- Task to complete -
Your task is to retype every entry exactly while omitting the pictures.

[Interface dataset entries]

☆ ☆ ☆

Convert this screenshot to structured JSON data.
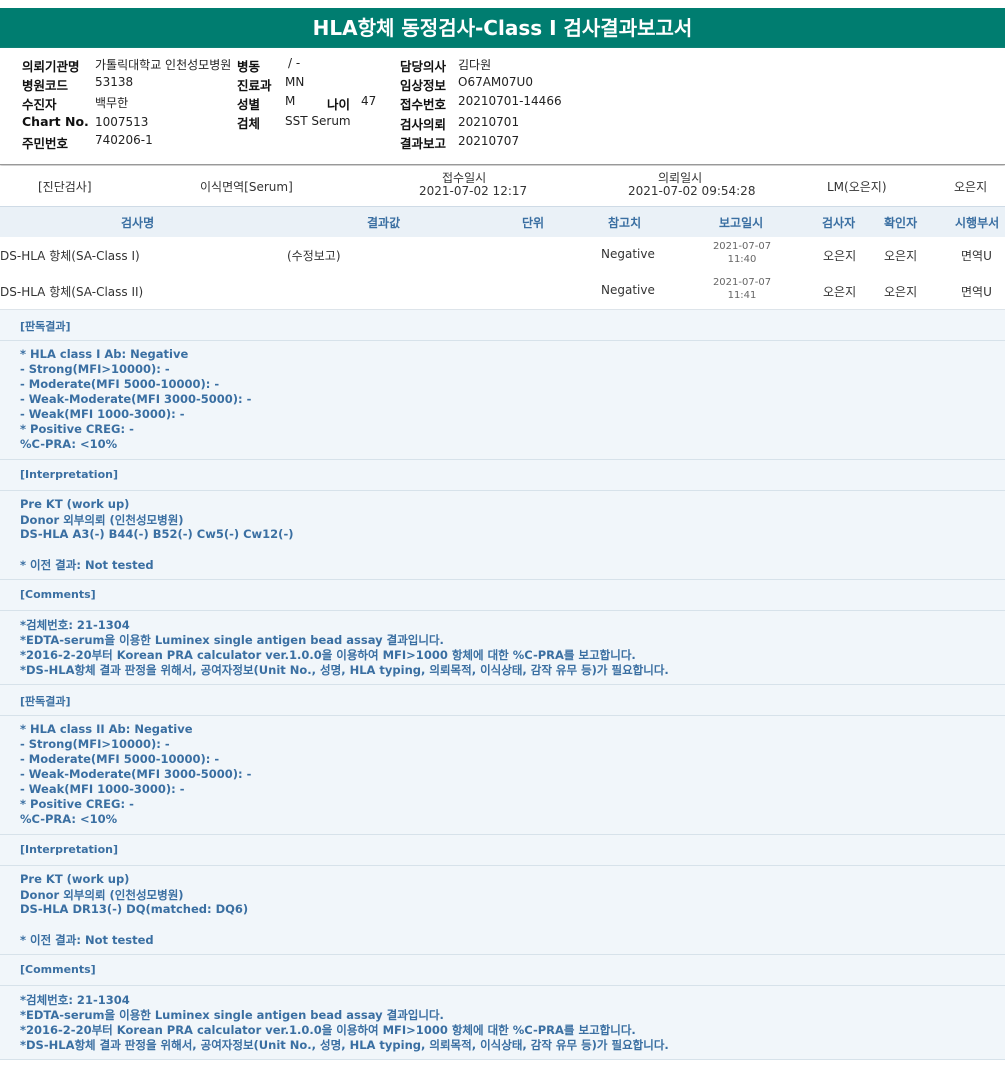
{
  "title": "HLA항체 동정검사-Class I 검사결과보고서",
  "patient": {
    "hospital_label": "의뢰기관명",
    "hospital": "가톨릭대학교 인천성모병원",
    "ward_label": "병동",
    "ward": "/ -",
    "doctor_label": "담당의사",
    "doctor": "김다원",
    "hospital_code_label": "병원코드",
    "hospital_code": "53138",
    "dept_label": "진료과",
    "dept": "MN",
    "clinical_label": "임상정보",
    "clinical": "O67AM07U0",
    "name_label": "수진자",
    "name": "백무한",
    "sex_label": "성별",
    "sex": "M",
    "age_label": "나이",
    "age": "47",
    "reception_no_label": "접수번호",
    "reception_no": "20210701-14466",
    "chart_label": "Chart No.",
    "chart": "1007513",
    "specimen_label": "검체",
    "specimen": "SST Serum",
    "request_date_label": "검사의뢰",
    "request_date": "20210701",
    "id_label": "주민번호",
    "id": "740206-1",
    "report_date_label": "결과보고",
    "report_date": "20210707"
  },
  "reception": {
    "diagnosis": "[진단검사]",
    "specimen_type": "이식면역[Serum]",
    "received_label": "접수일시",
    "received": "2021-07-02  12:17",
    "requested_label": "의뢰일시",
    "requested": "2021-07-02  09:54:28",
    "staff1": "LM(오은지)",
    "staff2": "오은지"
  },
  "table": {
    "headers": [
      "검사명",
      "결과값",
      "단위",
      "참고치",
      "보고일시",
      "검사자",
      "확인자",
      "시행부서"
    ],
    "rows": [
      {
        "name": "DS-HLA 항체(SA-Class I)",
        "result": "(수정보고)",
        "unit": "",
        "ref": "Negative",
        "date": "2021-07-07",
        "time": "11:40",
        "tester": "오은지",
        "checker": "오은지",
        "dept": "면역U"
      },
      {
        "name": "DS-HLA 항체(SA-Class II)",
        "result": "",
        "unit": "",
        "ref": "Negative",
        "date": "2021-07-07",
        "time": "11:41",
        "tester": "오은지",
        "checker": "오은지",
        "dept": "면역U"
      }
    ]
  },
  "sections": {
    "s1": {
      "title": "[판독결과]",
      "lines": [
        "* HLA class I Ab: Negative",
        "- Strong(MFI>10000): -",
        "- Moderate(MFI 5000-10000): -",
        "- Weak-Moderate(MFI 3000-5000): -",
        "- Weak(MFI 1000-3000): -",
        "* Positive CREG: -",
        " %C-PRA: <10%"
      ]
    },
    "s2": {
      "title": "[Interpretation]",
      "lines": [
        "Pre KT (work up)",
        "Donor 외부의뢰 (인천성모병원)",
        "DS-HLA A3(-) B44(-) B52(-) Cw5(-) Cw12(-)",
        "",
        "* 이전 결과: Not tested"
      ]
    },
    "s3": {
      "title": "[Comments]",
      "lines": [
        "*검체번호: 21-1304",
        "*EDTA-serum을 이용한 Luminex single antigen bead assay 결과입니다.",
        "*2016-2-20부터 Korean PRA calculator ver.1.0.0을 이용하여 MFI>1000 항체에 대한 %C-PRA를 보고합니다.",
        "*DS-HLA항체 결과 판정을 위해서, 공여자정보(Unit No., 성명, HLA typing, 의뢰목적, 이식상태, 감작 유무 등)가 필요합니다."
      ]
    },
    "s4": {
      "title": "[판독결과]",
      "lines": [
        "* HLA class II Ab: Negative",
        "- Strong(MFI>10000): -",
        "- Moderate(MFI 5000-10000): -",
        "- Weak-Moderate(MFI 3000-5000): -",
        "- Weak(MFI 1000-3000): -",
        "* Positive CREG: -",
        " %C-PRA: <10%"
      ]
    },
    "s5": {
      "title": "[Interpretation]",
      "lines": [
        "Pre KT (work up)",
        "Donor 외부의뢰 (인천성모병원)",
        "DS-HLA DR13(-) DQ(matched: DQ6)",
        "",
        "* 이전 결과: Not tested"
      ]
    },
    "s6": {
      "title": "[Comments]",
      "lines": [
        "*검체번호: 21-1304",
        "*EDTA-serum을 이용한 Luminex single antigen bead assay 결과입니다.",
        "*2016-2-20부터 Korean PRA calculator ver.1.0.0을 이용하여 MFI>1000 항체에 대한 %C-PRA를 보고합니다.",
        "*DS-HLA항체 결과 판정을 위해서, 공여자정보(Unit No., 성명, HLA typing, 의뢰목적, 이식상태, 감작 유무 등)가 필요합니다."
      ]
    }
  }
}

☆ ☆ ☆

- Your solution -
Convert this screenshot to structured JSON data.
{
  "title": "HLA항체 동정검사-Class I 검사결과보고서",
  "patient": {
    "hospital_label": "의뢰기관명",
    "hospital": "가톨릭대학교 인천성모병원",
    "ward_label": "병동",
    "ward": "/ -",
    "doctor_label": "담당의사",
    "doctor": "김다원",
    "hospital_code_label": "병원코드",
    "hospital_code": "53138",
    "dept_label": "진료과",
    "dept": "MN",
    "clinical_label": "임상정보",
    "clinical": "O67AM07U0",
    "name_label": "수진자",
    "name": "백무한",
    "sex_label": "성별",
    "sex": "M",
    "age_label": "나이",
    "age": "47",
    "reception_no_label": "접수번호",
    "reception_no": "20210701-14466",
    "chart_label": "Chart No.",
    "chart": "1007513",
    "specimen_label": "검체",
    "specimen": "SST Serum",
    "request_date_label": "검사의뢰",
    "request_date": "20210701",
    "id_label": "주민번호",
    "id": "740206-1",
    "report_date_label": "결과보고",
    "report_date": "20210707"
  },
  "reception": {
    "diagnosis": "[진단검사]",
    "specimen_type": "이식면역[Serum]",
    "received_label": "접수일시",
    "received": "2021-07-02  12:17",
    "requested_label": "의뢰일시",
    "requested": "2021-07-02  09:54:28",
    "staff1": "LM(오은지)",
    "staff2": "오은지"
  },
  "table": {
    "headers": [
      "검사명",
      "결과값",
      "단위",
      "참고치",
      "보고일시",
      "검사자",
      "확인자",
      "시행부서"
    ],
    "rows": [
      {
        "name": "DS-HLA 항체(SA-Class I)",
        "result": "(수정보고)",
        "unit": "",
        "ref": "Negative",
        "date": "2021-07-07",
        "time": "11:40",
        "tester": "오은지",
        "checker": "오은지",
        "dept": "면역U"
      },
      {
        "name": "DS-HLA 항체(SA-Class II)",
        "result": "",
        "unit": "",
        "ref": "Negative",
        "date": "2021-07-07",
        "time": "11:41",
        "tester": "오은지",
        "checker": "오은지",
        "dept": "면역U"
      }
    ]
  },
  "sections": {
    "s1": {
      "title": "[판독결과]",
      "lines": [
        "* HLA class I Ab: Negative",
        "- Strong(MFI>10000): -",
        "- Moderate(MFI 5000-10000): -",
        "- Weak-Moderate(MFI 3000-5000): -",
        "- Weak(MFI 1000-3000): -",
        "* Positive CREG: -",
        " %C-PRA: <10%"
      ]
    },
    "s2": {
      "title": "[Interpretation]",
      "lines": [
        "Pre KT (work up)",
        "Donor 외부의뢰 (인천성모병원)",
        "DS-HLA A3(-) B44(-) B52(-) Cw5(-) Cw12(-)",
        "",
        "* 이전 결과: Not tested"
      ]
    },
    "s3": {
      "title": "[Comments]",
      "lines": [
        "*검체번호: 21-1304",
        "*EDTA-serum을 이용한 Luminex single antigen bead assay 결과입니다.",
        "*2016-2-20부터 Korean PRA calculator ver.1.0.0을 이용하여 MFI>1000 항체에 대한 %C-PRA를 보고합니다.",
        "*DS-HLA항체 결과 판정을 위해서, 공여자정보(Unit No., 성명, HLA typing, 의뢰목적, 이식상태, 감작 유무 등)가 필요합니다."
      ]
    },
    "s4": {
      "title": "[판독결과]",
      "lines": [
        "* HLA class II Ab: Negative",
        "- Strong(MFI>10000): -",
        "- Moderate(MFI 5000-10000): -",
        "- Weak-Moderate(MFI 3000-5000): -",
        "- Weak(MFI 1000-3000): -",
        "* Positive CREG: -",
        " %C-PRA: <10%"
      ]
    },
    "s5": {
      "title": "[Interpretation]",
      "lines": [
        "Pre KT (work up)",
        "Donor 외부의뢰 (인천성모병원)",
        "DS-HLA DR13(-) DQ(matched: DQ6)",
        "",
        "* 이전 결과: Not tested"
      ]
    },
    "s6": {
      "title": "[Comments]",
      "lines": [
        "*검체번호: 21-1304",
        "*EDTA-serum을 이용한 Luminex single antigen bead assay 결과입니다.",
        "*2016-2-20부터 Korean PRA calculator ver.1.0.0을 이용하여 MFI>1000 항체에 대한 %C-PRA를 보고합니다.",
        "*DS-HLA항체 결과 판정을 위해서, 공여자정보(Unit No., 성명, HLA typing, 의뢰목적, 이식상태, 감작 유무 등)가 필요합니다."
      ]
    }
  }
}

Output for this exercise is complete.